Catwoman, tome 1 - La Règle du jeu

En 1994, Catwoman connut une première série régulière, profitant sans doute de la mémorable prestation de Michelle Pfeiffer dans Batman Le Défi. Le potentiel érotique du personnage n'échappant à personne, très vite, la série devint prétexte à montrer le corps de l'héroïne en costume moulant, bien aidé il est vrai par le style pour le moins exagéré de Jim Balent. La série s'arrêta en 2001, pour mieux redémarrer l'année suivante, aux mains d'une toute nouvelle équipe. Avec Ed Brubaker et Darwin Cooke (puis Cameron Stewart), Catwoman devint un polar urbain trépidant (1).


C'est pendant cette seconde série qu'Adam Hughes commence à dessiner les couvertures du titre. Et son arrivée va grandement impacter l'aspect graphique de l'héroïne : il réactive le sex appeal de la féline, tout en lui donnant le visage d'Audrey Hepburn et une combinaison luisante en latex noir (voir illustration ci-dessous). En 2011, DC Comics redémarre toutes ses séries via The New 52 (DC Renaissance en France). Les séries de l'éditeur doivent redevenir accessibles, être des portes d'entrée pour les nouveaux lecteurs… Et Catwoman est bien entendu concerné : la série recommence une troisième fois. Cette nouvelle série, dont on découvre ici les six premiers épisodes, fait la synthèse entre l'ambiance polar urbain et le look imaginé par Adam Hughes.


Dans ce premier tome, le scénariste Judd Winick ne prend jamais le temps d'expliquer les origines de son héroïne, de nous expliquer comment elle est devenue Catwoman. Pour un titre sensé être accessible aux débutants, c'est un choix pour le moins curieux. Et pour être tout à fait franc, le moins qu'on puisse dire, c'est que Winick a la chance d'avoir Guilhem March comme dessinateur. Car l'intrigue qu'il propose ici est des plus banales et manque clairement d'ambition. Pourtant le décor est le même que l'époque Brubaker, c'est-à-dire les bas-fonds de Gotham, les criminels, les ripoux, les petits voyous, et le monde de la nuit en général. Pourtant Catwoman est un personnage à fort potentiel : elle œuvre en marge du monde des super-héros. Ni vraiment criminelle, pas tout à fait héroïne : elle vole aux riches, mais sans jamais rien redistribuer. Elle couche avec Batman (mais pas Bruce Wayne, nuance), le représentant de la justice. Elle ne semble muée que par le défi que représente un vol. Il y a comme un brin de folie dans ce personnage.

** Lignes de données **
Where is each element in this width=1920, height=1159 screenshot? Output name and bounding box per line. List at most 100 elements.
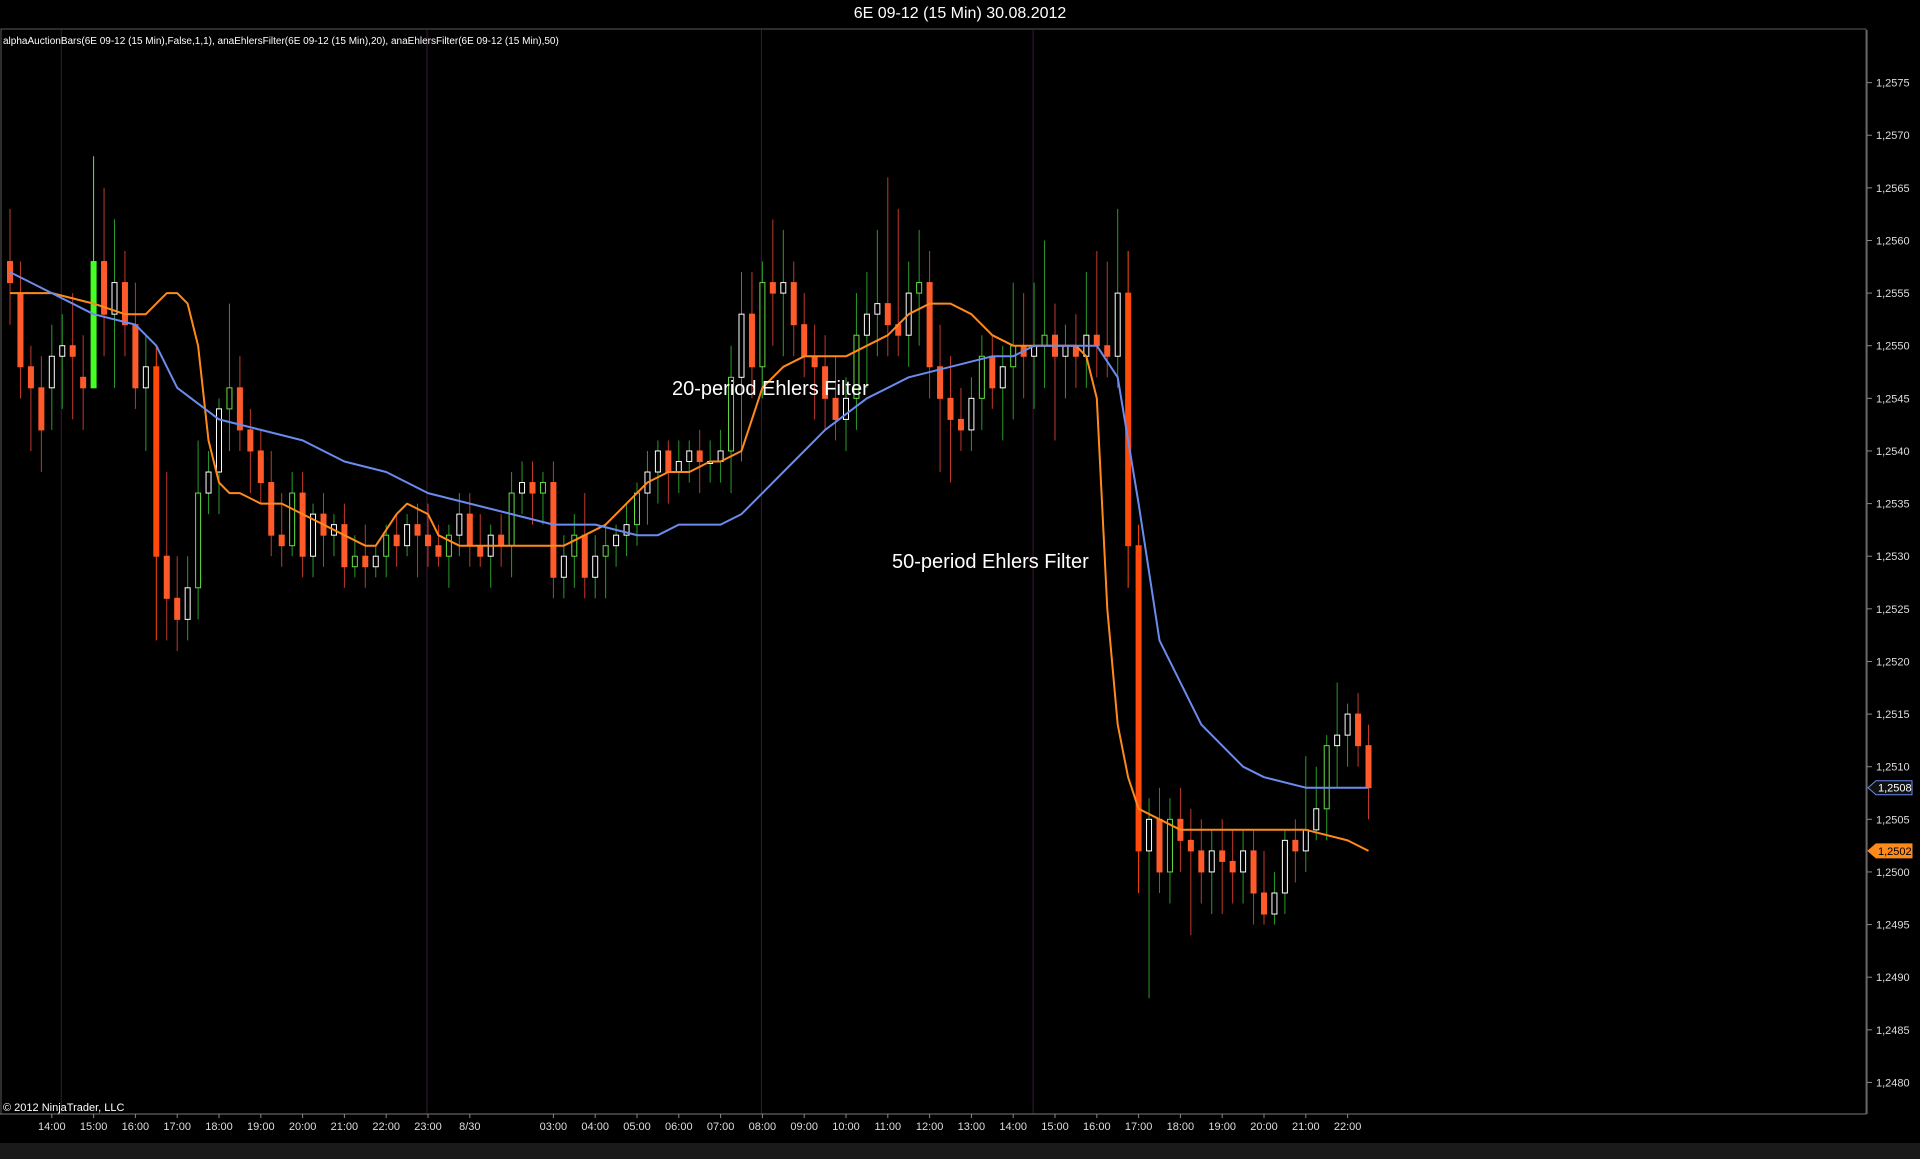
candle-body — [1250, 850, 1257, 894]
price-marker: 1,2508 — [1867, 780, 1913, 796]
candlestick-chart[interactable]: 1,2480 1,2485 1,2490 1,2495 1,2500 1,2505 1,25… — [0, 28, 1920, 1143]
price-marker-label: 1,2502 — [1878, 846, 1912, 858]
candle-body — [226, 387, 233, 410]
x-tick-label: 09:00 — [790, 1121, 818, 1133]
candle-body — [477, 545, 484, 557]
candle-body — [1219, 850, 1226, 862]
candle-body — [978, 355, 985, 399]
x-tick-label: 06:00 — [665, 1121, 693, 1133]
x-tick-label: 13:00 — [958, 1121, 986, 1133]
candle-body — [1104, 345, 1111, 357]
candle[interactable] — [1125, 251, 1132, 588]
x-tick-label: 20:00 — [289, 1121, 317, 1133]
candle-body — [247, 429, 254, 452]
candle-body — [205, 471, 212, 494]
x-tick-label: 14:00 — [38, 1121, 66, 1133]
copyright-text: © 2012 NinjaTrader, LLC — [3, 1102, 124, 1114]
candle-body — [1313, 808, 1320, 831]
y-tick-label: 1,2520 — [1876, 656, 1910, 668]
candle-body — [341, 524, 348, 568]
candle-body — [351, 555, 358, 568]
candle-body — [445, 534, 452, 557]
candle-body — [414, 524, 421, 536]
candle-body — [1187, 839, 1194, 852]
candle-body — [372, 555, 379, 568]
candle-body — [466, 513, 473, 547]
candle-body — [989, 355, 996, 389]
candle-body — [1114, 292, 1121, 357]
candle-body — [780, 282, 787, 294]
candle-body — [759, 282, 766, 368]
annotation-20-period: 20-period Ehlers Filter — [672, 378, 869, 400]
candle-body — [1261, 892, 1267, 915]
candle-body — [748, 313, 755, 368]
candle-body — [519, 482, 526, 494]
candle-body — [1365, 745, 1372, 789]
candle-body — [80, 376, 87, 389]
x-tick-label: 22:00 — [372, 1121, 400, 1133]
candle-body — [863, 313, 870, 336]
indicator-text: alphaAuctionBars(6E 09-12 (15 Min),False… — [3, 36, 559, 47]
candle-body — [675, 460, 682, 473]
candle-body — [132, 324, 139, 389]
y-tick-label: 1,2495 — [1876, 920, 1910, 932]
candle-body — [937, 366, 944, 399]
candle-body — [1355, 713, 1362, 747]
candle-body — [529, 482, 536, 494]
x-tick-label: 20:00 — [1250, 1121, 1278, 1133]
x-tick-label: 22:00 — [1334, 1121, 1362, 1133]
x-tick-label: 07:00 — [707, 1121, 735, 1133]
candle-body — [1271, 892, 1278, 915]
candle-body — [592, 555, 599, 578]
candle-body — [560, 555, 567, 578]
y-tick-label: 1,2515 — [1876, 709, 1910, 721]
x-tick-label: 04:00 — [581, 1121, 609, 1133]
candle-body — [435, 545, 442, 557]
candle-body — [508, 492, 515, 547]
candle-body — [393, 534, 400, 547]
price-marker: 1,2502 — [1867, 843, 1913, 859]
candle[interactable] — [1135, 524, 1142, 893]
candle-body — [581, 534, 588, 578]
candle-body — [686, 450, 693, 462]
candle-body — [1323, 745, 1330, 810]
x-tick-label: 08:00 — [749, 1121, 777, 1133]
candle-body — [69, 345, 76, 357]
candle-body — [571, 534, 578, 557]
candle-body — [613, 534, 620, 547]
candle-body — [968, 397, 975, 431]
x-tick-label: 8/30 — [459, 1121, 480, 1133]
candle-body — [1302, 829, 1309, 852]
candle-body — [926, 282, 933, 368]
candle-body — [790, 282, 797, 326]
x-tick-label: 16:00 — [122, 1121, 150, 1133]
y-tick-label: 1,2485 — [1876, 1025, 1910, 1037]
candle-body — [947, 397, 954, 420]
y-tick-label: 1,2565 — [1876, 183, 1910, 195]
annotation-50-period: 50-period Ehlers Filter — [892, 551, 1089, 573]
candle-body — [634, 492, 640, 526]
x-tick-label: 03:00 — [540, 1121, 568, 1133]
candle-body — [654, 450, 661, 473]
x-tick-label: 12:00 — [916, 1121, 944, 1133]
candle-body — [17, 292, 24, 368]
candle-body — [299, 492, 306, 557]
candle-body — [48, 355, 55, 389]
candle-body — [404, 524, 411, 547]
candle-body — [456, 513, 463, 536]
candle-body — [289, 492, 296, 547]
candle-body — [1208, 850, 1215, 873]
y-tick-label: 1,2530 — [1876, 551, 1910, 563]
candle-body — [832, 397, 839, 420]
x-tick-label: 21:00 — [331, 1121, 359, 1133]
x-tick-label: 17:00 — [1125, 1121, 1153, 1133]
y-tick-label: 1,2555 — [1876, 288, 1910, 300]
candle-body — [1229, 860, 1236, 873]
x-tick-label: 10:00 — [832, 1121, 860, 1133]
candle-body — [550, 482, 557, 578]
candle-body — [1156, 818, 1163, 873]
x-tick-label: 14:00 — [999, 1121, 1027, 1133]
candle-body — [811, 355, 818, 368]
candle-body — [696, 450, 703, 462]
y-tick-label: 1,2505 — [1876, 814, 1910, 826]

** Travail demandé **
**A.** Énumérez toutes les personnes que la critique présente comme ayant travaillé à l'écriture ou au dessin des séries Catwoman.
**B.** Répondez aux questions suivantes d'après la critique :
(i) En quelle année Catwoman a-t-elle connu sa première série régulière ?
(ii) De quelle actrice Adam Hughes donne-t-il le visage à l'héroïne ?
(iii) Combien d'épisodes de la nouvelle série ce premier tome permet-il de découvrir ?
**C.** Transcrivez fidèlement le passage de la critique, depuis "Catwoman, tome 1" jusqu'à "urbain trépidant (1).".
Les lignes constituent un matériau distinct du texte fourni.

** Réponses par consigne **
**A.** Jim Balent, Ed Brubaker, Darwin Cooke, Cameron Stewart, Adam Hughes, Judd Winick, Guilhem March

**B.**
(i) En 1994.
(ii) D'Audrey Hepburn.
(iii) Les six premiers épisodes.

**C.**
Catwoman, tome 1 - La Règle du jeu

En 1994, Catwoman connut une première série régulière, profitant sans doute de la mémorable prestation de Michelle Pfeiffer dans Batman Le Défi. Le potentiel érotique du personnage n'échappant à personne, très vite, la série devint prétexte à montrer le corps de l'héroïne en costume moulant, bien aidé il est vrai par le style pour le moins exagéré de Jim Balent. La série s'arrêta en 2001, pour mieux redémarrer l'année suivante, aux mains d'une toute nouvelle équipe. Avec Ed Brubaker et Darwin Cooke (puis Cameron Stewart), Catwoman devint un polar urbain trépidant (1).